(Region annotation records)

● ● ● ● ● ● ●

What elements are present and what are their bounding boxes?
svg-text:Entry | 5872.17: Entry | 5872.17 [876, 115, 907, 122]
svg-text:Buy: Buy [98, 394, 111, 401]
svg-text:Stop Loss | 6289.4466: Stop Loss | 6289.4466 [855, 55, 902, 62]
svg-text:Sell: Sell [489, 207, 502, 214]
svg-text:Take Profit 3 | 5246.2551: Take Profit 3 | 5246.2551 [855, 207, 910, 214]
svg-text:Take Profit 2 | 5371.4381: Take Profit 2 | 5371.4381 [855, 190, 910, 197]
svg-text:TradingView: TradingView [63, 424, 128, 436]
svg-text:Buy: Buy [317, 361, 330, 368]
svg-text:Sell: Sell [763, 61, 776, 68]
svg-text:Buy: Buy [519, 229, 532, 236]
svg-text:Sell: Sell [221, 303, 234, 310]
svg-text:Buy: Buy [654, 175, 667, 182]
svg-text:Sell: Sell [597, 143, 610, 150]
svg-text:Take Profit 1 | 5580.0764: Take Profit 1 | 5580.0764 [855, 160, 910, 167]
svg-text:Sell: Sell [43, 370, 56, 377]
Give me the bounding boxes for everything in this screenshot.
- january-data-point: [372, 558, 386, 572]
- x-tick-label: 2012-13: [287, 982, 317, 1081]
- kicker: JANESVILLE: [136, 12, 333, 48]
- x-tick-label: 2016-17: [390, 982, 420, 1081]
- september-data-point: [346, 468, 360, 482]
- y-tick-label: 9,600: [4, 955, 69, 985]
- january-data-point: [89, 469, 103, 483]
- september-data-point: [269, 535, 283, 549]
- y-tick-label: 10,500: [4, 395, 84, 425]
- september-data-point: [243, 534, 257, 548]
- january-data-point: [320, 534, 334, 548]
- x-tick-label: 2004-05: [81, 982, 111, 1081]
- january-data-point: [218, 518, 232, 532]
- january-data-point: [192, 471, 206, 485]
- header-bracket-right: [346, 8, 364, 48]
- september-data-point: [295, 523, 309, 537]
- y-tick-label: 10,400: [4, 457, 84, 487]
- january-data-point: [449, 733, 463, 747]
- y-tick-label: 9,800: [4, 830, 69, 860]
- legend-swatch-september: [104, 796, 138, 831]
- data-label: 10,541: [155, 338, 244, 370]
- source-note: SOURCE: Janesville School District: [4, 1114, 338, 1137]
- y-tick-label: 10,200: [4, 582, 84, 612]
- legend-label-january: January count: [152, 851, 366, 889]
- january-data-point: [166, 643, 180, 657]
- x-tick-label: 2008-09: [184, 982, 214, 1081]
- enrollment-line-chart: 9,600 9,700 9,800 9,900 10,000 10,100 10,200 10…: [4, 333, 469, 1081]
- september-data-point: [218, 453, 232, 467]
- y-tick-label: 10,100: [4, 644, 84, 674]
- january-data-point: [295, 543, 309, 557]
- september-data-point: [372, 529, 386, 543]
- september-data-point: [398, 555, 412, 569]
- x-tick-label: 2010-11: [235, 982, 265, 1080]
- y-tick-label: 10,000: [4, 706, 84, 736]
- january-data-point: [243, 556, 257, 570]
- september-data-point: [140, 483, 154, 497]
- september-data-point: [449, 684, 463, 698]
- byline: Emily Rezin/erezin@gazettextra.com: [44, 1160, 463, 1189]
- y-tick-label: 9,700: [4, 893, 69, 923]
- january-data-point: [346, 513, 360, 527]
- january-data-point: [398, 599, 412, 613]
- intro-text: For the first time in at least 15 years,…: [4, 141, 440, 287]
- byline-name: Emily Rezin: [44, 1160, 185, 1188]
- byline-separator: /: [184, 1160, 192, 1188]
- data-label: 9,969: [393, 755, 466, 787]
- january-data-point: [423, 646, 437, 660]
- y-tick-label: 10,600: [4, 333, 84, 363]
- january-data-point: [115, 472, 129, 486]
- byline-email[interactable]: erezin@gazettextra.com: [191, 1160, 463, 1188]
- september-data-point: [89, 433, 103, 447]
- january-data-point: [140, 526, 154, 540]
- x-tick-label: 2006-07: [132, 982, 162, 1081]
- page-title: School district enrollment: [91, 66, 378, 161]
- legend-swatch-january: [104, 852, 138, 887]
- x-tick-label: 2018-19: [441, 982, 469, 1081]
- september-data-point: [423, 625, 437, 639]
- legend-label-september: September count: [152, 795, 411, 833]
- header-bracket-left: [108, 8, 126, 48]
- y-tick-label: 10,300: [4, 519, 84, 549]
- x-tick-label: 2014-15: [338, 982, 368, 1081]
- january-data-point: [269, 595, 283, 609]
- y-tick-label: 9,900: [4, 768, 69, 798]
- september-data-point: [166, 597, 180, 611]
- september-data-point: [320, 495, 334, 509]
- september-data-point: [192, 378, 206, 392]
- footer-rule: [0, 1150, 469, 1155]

● ● ● ● ● ● ●

▸ **SET EXERCISE**:
Give back every one of the items above word for word, leaving nothing out and changing nothing.

▸ **FINAL ANSWER**:
What elements are present and what are their bounding boxes?
svg-text:Entry | 5872.17: Entry | 5872.17 [876, 115, 907, 122]
svg-text:Buy: Buy [98, 394, 111, 401]
svg-text:Stop Loss | 6289.4466: Stop Loss | 6289.4466 [855, 55, 902, 62]
svg-text:Sell: Sell [489, 207, 502, 214]
svg-text:Take Profit 3 | 5246.2551: Take Profit 3 | 5246.2551 [855, 207, 910, 214]
svg-text:Take Profit 2 | 5371.4381: Take Profit 2 | 5371.4381 [855, 190, 910, 197]
svg-text:TradingView: TradingView [63, 424, 128, 436]
svg-text:Buy: Buy [317, 361, 330, 368]
svg-text:Sell: Sell [763, 61, 776, 68]
svg-text:Buy: Buy [519, 229, 532, 236]
svg-text:Sell: Sell [221, 303, 234, 310]
svg-text:Buy: Buy [654, 175, 667, 182]
svg-text:Sell: Sell [597, 143, 610, 150]
svg-text:Take Profit 1 | 5580.0764: Take Profit 1 | 5580.0764 [855, 160, 910, 167]
svg-text:Sell: Sell [43, 370, 56, 377]
Give me the bounding boxes for everything in this screenshot.
- january-data-point: [372, 558, 386, 572]
- x-tick-label: 2012-13: [287, 982, 317, 1081]
- kicker: JANESVILLE: [136, 12, 333, 48]
- x-tick-label: 2016-17: [390, 982, 420, 1081]
- september-data-point: [346, 468, 360, 482]
- y-tick-label: 9,600: [4, 955, 69, 985]
- january-data-point: [89, 469, 103, 483]
- september-data-point: [269, 535, 283, 549]
- y-tick-label: 10,500: [4, 395, 84, 425]
- september-data-point: [243, 534, 257, 548]
- january-data-point: [320, 534, 334, 548]
- x-tick-label: 2004-05: [81, 982, 111, 1081]
- january-data-point: [218, 518, 232, 532]
- january-data-point: [192, 471, 206, 485]
- header-bracket-right: [346, 8, 364, 48]
- september-data-point: [295, 523, 309, 537]
- y-tick-label: 10,400: [4, 457, 84, 487]
- january-data-point: [449, 733, 463, 747]
- y-tick-label: 9,800: [4, 830, 69, 860]
- legend-swatch-september: [104, 796, 138, 831]
- data-label: 10,541: [155, 338, 244, 370]
- source-note: SOURCE: Janesville School District: [4, 1114, 338, 1137]
- y-tick-label: 10,200: [4, 582, 84, 612]
- legend-label-january: January count: [152, 851, 366, 889]
- january-data-point: [166, 643, 180, 657]
- x-tick-label: 2008-09: [184, 982, 214, 1081]
- enrollment-line-chart: 9,600 9,700 9,800 9,900 10,000 10,100 10,200 10…: [4, 333, 469, 1081]
- september-data-point: [218, 453, 232, 467]
- y-tick-label: 10,100: [4, 644, 84, 674]
- january-data-point: [295, 543, 309, 557]
- september-data-point: [372, 529, 386, 543]
- september-data-point: [398, 555, 412, 569]
- x-tick-label: 2010-11: [235, 982, 265, 1080]
- y-tick-label: 10,000: [4, 706, 84, 736]
- january-data-point: [243, 556, 257, 570]
- september-data-point: [140, 483, 154, 497]
- september-data-point: [449, 684, 463, 698]
- byline: Emily Rezin/erezin@gazettextra.com: [44, 1160, 463, 1189]
- y-tick-label: 9,700: [4, 893, 69, 923]
- january-data-point: [346, 513, 360, 527]
- january-data-point: [398, 599, 412, 613]
- intro-text: For the first time in at least 15 years,…: [4, 141, 440, 287]
- byline-name: Emily Rezin: [44, 1160, 185, 1188]
- byline-separator: /: [184, 1160, 192, 1188]
- data-label: 9,969: [393, 755, 466, 787]
- january-data-point: [423, 646, 437, 660]
- y-tick-label: 10,600: [4, 333, 84, 363]
- january-data-point: [115, 472, 129, 486]
- byline-email[interactable]: erezin@gazettextra.com: [191, 1160, 463, 1188]
- september-data-point: [89, 433, 103, 447]
- january-data-point: [140, 526, 154, 540]
- x-tick-label: 2006-07: [132, 982, 162, 1081]
- page-title: School district enrollment: [91, 66, 378, 161]
- legend-swatch-january: [104, 852, 138, 887]
- x-tick-label: 2018-19: [441, 982, 469, 1081]
- september-data-point: [423, 625, 437, 639]
- legend-label-september: September count: [152, 795, 411, 833]
- header-bracket-left: [108, 8, 126, 48]
- y-tick-label: 10,300: [4, 519, 84, 549]
- x-tick-label: 2014-15: [338, 982, 368, 1081]
- january-data-point: [269, 595, 283, 609]
- y-tick-label: 9,900: [4, 768, 69, 798]
- september-data-point: [166, 597, 180, 611]
- september-data-point: [320, 495, 334, 509]
- september-data-point: [192, 378, 206, 392]
- footer-rule: [0, 1150, 469, 1155]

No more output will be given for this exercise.